**Textauszug:**
Tarifvertraglich vereinbarte Zukunftssicherungsleistungen, Steuerfreiheit: Beiträge zur Zukunftssicherung des Arbeitnehmers, zu deren Leistung der Arbeitgeber aufgrund einer Allgemeinverbindlicherklärung gemäß § 5 TVG verpflichtet ist, sind steuerfrei (§ 3 Nr. 62 Satz 1 Alternative 3 EStG). - Urt.; BFH 13.9.2007, VI R 16/06; SIS 07 36 25
I. Die Klägerin und Revisionsbeklagte
(Klägerin) betreibt einen landwirtschaftlichen Produktions-
und Handelsbetrieb. Sie führte in den Streitjahren 1998 bis
2001 für jeden Arbeitnehmer monatlich 10 DM an die
Zusatzversorgungskasse für Arbeitnehmer in der Land- und
Forstwirtschaft (ZLA), einer Anstalt des öffentlichen Rechts,
im Auftrag des Zusatzversorgungswerkes für Arbeitnehmer in der
Land- und Forstwirtschaft (ZLF) e.V., ab. Die Klägerin, die
selbst nicht tarifgebunden ist, kam damit einer Verpflichtung aus
dem zwischen der Gewerkschaft Gartenbau, Land- und Forstwirtschaft
und den land- und forstwirtschaftlichen Arbeitgeberverbänden
abgeschlossenen Tarifvertrag (TV) nach. Nach § 2 Abs. 3 i.V.m.
§ 3 Abs. 1 des Vertrags ist der Arbeitgeber verpflichtet,
einen Betrag von 10 DM monatlich für jeden ständig
beschäftigten Arbeitnehmer an das ZLF zu leisten. Der
Bundesminister für Arbeit und Sozialordnung hat die
Bestimmungen des erwähnten TV über das
Zusatzversorgungswerk gemäß § 5 des
Tarifvertragsgesetzes (TVG) für allgemeinverbindlich
erklärt.
Die Klägerin unterwarf die Leistungen
nicht der Lohnsteuer. Im Anschluss an eine
Lohnsteuer-Außenprüfung erfasste der Beklagte und
Revisionskläger (das Finanzamt - FA - ) die Beträge als
steuerpflichtigen Arbeitslohn und erhob pauschal Lohnsteuer nach.
Der Einspruch, mit dem die Klägerin die Steuerfreiheit
gemäß § 3 Nr. 62 des Einkommensteuergesetzes (EStG)
in Anspruch nahm, blieb ohne Erfolg.
Das Finanzgericht (FG) gab der Klage mit
den in EFG 2006, 1038 = SIS 06 22 18 veröffentlichten
Gründen statt.
Mit der Revision rügt das FA die
Verletzung des § 3 Nr. 62 EStG.
Das FA beantragt, die Klage unter Aufhebung
des angefochtenen Urteils abzuweisen.
Die Klägerin beantragt, die Revision
zurückzuweisen.
II. Die Revision ist unbegründet; sie war
daher zurückzuweisen (§ 126 Abs. 2 der
Finanzgerichtsordnung - FGO - ). Die Beitragsleistungen der
Klägerin an die ZLA sind nicht lohnsteuerpflichtig.

**Deine Aufgaben:**
1) Wie viel zahlte die Klägerin laut dem Urteil zur Zukunftssicherung jeden Monat pro Arbeitnehmer an die ZLA?
2) Schreib aus dem Urteil zur Zukunftssicherung den Teil ab, der bei den Worten „Das Finanzgericht (FG)“ anfängt, und hör nach „Nr. 62 EStG.“ auf.

**Vorliegende Daten:**
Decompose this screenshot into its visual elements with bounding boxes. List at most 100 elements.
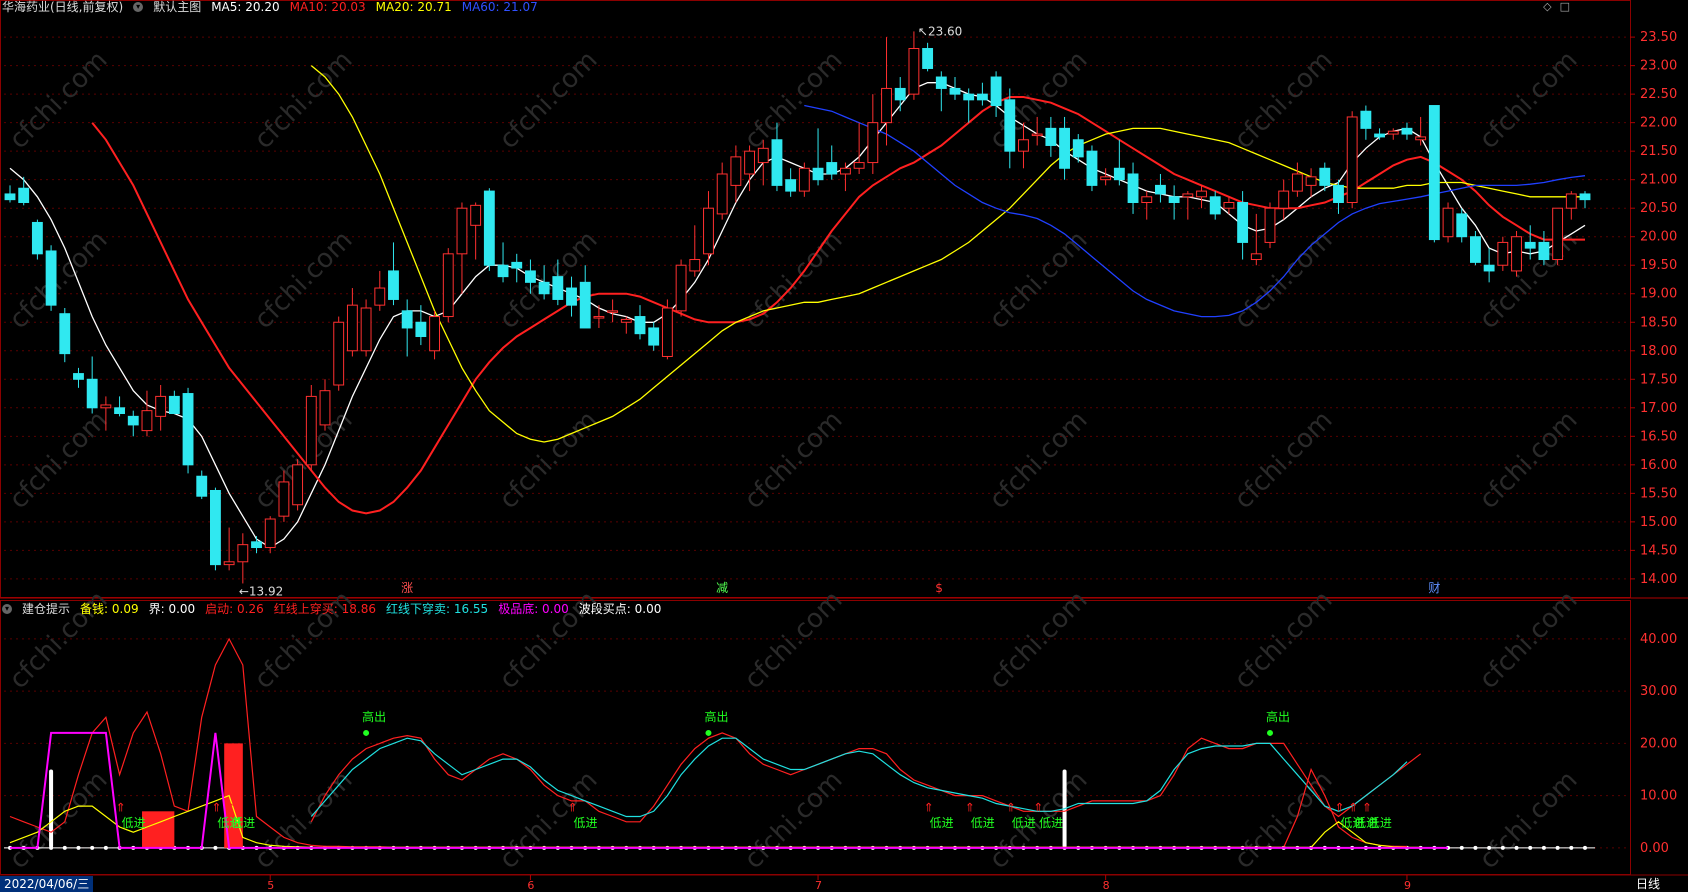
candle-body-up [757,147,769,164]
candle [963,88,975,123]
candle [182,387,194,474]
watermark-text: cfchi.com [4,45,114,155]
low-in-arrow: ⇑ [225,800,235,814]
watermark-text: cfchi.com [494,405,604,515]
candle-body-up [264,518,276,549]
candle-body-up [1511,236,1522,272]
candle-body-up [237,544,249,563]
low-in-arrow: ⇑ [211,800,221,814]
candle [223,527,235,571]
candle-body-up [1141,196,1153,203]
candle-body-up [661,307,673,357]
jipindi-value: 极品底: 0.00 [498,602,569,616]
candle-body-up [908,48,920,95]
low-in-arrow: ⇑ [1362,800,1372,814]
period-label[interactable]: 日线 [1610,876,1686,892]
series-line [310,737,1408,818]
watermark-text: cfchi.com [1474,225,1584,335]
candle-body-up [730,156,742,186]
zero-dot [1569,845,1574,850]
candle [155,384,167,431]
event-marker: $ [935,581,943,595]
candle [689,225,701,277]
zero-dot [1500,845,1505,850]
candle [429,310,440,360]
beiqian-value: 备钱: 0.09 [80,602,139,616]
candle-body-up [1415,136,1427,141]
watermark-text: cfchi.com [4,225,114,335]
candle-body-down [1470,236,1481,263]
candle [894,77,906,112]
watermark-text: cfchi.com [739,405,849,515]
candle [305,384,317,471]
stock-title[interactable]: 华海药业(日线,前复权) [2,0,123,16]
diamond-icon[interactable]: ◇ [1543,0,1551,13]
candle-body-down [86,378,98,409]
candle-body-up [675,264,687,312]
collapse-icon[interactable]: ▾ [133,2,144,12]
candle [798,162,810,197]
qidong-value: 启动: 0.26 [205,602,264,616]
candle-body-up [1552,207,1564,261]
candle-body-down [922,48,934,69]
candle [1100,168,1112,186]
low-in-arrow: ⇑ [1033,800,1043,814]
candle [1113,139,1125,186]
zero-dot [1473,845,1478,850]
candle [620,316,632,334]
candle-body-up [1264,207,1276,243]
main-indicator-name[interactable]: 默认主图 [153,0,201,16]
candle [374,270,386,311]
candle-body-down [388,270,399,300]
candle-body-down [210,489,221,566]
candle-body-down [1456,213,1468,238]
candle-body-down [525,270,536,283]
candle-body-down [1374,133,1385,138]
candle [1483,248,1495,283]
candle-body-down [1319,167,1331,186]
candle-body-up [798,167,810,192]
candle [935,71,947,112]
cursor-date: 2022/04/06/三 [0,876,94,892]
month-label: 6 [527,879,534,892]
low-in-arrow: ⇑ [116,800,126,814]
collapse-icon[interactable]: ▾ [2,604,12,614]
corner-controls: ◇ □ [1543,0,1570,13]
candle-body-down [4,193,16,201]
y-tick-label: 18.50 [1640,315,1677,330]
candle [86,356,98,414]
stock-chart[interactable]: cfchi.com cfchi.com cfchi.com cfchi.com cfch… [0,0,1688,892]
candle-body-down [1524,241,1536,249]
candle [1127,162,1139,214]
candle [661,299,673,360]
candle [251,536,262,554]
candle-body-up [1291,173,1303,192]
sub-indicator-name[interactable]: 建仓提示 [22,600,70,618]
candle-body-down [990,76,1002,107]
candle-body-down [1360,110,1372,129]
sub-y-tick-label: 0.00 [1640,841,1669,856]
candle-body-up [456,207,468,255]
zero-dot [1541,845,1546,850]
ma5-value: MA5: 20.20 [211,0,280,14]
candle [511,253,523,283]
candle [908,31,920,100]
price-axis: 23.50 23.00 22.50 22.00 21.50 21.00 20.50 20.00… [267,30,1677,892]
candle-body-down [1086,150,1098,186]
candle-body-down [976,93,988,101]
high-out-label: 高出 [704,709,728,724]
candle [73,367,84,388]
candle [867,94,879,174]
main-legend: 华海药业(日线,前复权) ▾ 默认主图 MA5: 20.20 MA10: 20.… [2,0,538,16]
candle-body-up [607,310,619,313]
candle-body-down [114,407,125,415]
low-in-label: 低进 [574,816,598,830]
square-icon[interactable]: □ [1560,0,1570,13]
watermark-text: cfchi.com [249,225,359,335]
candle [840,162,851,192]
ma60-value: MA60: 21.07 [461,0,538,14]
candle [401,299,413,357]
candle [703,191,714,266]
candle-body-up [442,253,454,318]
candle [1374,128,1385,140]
==
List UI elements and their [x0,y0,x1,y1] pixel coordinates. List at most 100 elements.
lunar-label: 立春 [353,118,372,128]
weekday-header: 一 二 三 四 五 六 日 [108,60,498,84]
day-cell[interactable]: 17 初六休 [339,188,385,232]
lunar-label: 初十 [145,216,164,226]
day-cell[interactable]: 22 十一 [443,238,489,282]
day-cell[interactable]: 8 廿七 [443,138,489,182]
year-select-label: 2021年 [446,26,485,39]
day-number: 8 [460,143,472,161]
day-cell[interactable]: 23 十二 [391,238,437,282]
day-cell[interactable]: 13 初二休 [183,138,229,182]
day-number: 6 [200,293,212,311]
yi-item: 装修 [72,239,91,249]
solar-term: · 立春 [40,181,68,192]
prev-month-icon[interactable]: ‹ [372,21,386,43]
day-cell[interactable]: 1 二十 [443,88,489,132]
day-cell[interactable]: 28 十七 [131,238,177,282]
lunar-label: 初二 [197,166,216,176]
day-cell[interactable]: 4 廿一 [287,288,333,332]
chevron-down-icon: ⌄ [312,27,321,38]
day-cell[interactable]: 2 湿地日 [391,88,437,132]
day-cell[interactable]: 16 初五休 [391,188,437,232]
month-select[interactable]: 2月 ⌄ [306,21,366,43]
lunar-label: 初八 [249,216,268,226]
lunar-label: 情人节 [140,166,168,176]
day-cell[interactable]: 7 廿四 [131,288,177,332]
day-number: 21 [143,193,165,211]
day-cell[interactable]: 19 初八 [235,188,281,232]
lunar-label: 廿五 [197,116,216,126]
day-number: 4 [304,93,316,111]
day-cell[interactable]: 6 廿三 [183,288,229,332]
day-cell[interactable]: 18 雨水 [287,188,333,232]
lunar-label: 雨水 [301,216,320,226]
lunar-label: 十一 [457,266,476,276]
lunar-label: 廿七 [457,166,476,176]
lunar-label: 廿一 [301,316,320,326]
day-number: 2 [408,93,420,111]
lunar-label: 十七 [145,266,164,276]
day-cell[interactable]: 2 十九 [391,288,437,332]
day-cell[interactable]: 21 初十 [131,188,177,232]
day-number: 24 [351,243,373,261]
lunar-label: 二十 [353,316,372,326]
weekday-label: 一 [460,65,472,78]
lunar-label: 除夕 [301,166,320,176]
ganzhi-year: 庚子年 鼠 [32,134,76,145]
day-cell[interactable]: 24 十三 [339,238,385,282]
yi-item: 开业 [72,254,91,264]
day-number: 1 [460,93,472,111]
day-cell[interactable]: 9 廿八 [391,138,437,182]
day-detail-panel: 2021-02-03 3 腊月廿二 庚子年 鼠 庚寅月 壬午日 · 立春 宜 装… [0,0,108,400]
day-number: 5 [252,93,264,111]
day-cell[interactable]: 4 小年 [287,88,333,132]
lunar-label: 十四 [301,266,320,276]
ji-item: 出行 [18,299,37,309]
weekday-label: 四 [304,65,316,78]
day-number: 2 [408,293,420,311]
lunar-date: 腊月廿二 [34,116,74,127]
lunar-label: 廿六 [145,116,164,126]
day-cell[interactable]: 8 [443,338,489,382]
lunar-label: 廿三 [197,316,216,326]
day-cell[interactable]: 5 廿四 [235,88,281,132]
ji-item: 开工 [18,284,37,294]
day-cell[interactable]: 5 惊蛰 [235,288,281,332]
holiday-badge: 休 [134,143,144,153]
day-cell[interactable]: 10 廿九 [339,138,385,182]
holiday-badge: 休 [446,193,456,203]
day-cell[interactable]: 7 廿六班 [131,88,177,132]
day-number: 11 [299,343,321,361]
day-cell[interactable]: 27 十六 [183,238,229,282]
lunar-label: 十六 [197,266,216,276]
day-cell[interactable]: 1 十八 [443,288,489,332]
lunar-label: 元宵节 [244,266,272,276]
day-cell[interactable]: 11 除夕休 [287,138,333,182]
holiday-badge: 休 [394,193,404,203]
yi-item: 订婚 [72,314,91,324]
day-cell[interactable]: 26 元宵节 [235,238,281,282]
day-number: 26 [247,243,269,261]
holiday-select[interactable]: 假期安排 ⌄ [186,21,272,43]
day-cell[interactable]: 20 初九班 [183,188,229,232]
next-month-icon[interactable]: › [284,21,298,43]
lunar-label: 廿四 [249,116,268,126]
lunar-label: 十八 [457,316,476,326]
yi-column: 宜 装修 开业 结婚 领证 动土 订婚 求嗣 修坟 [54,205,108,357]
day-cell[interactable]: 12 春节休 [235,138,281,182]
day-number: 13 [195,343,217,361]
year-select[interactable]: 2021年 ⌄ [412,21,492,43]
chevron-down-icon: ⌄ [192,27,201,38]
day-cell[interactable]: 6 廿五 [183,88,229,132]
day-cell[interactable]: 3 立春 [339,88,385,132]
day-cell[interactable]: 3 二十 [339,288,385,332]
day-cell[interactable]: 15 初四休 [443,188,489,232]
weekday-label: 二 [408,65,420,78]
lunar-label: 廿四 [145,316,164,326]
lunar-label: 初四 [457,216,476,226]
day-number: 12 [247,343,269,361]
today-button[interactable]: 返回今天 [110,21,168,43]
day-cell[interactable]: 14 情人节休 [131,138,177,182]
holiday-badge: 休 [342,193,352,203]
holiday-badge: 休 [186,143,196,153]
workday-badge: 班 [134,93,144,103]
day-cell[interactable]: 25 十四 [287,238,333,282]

**Vollständige Antworten:**
1) 10 DM

2)
Das Finanzgericht (FG) gab der Klage mit
den in EFG 2006, 1038 = SIS 06 22 18 veröffentlichten
Gründen statt.
Mit der Revision rügt das FA die
Verletzung des § 3 Nr. 62 EStG.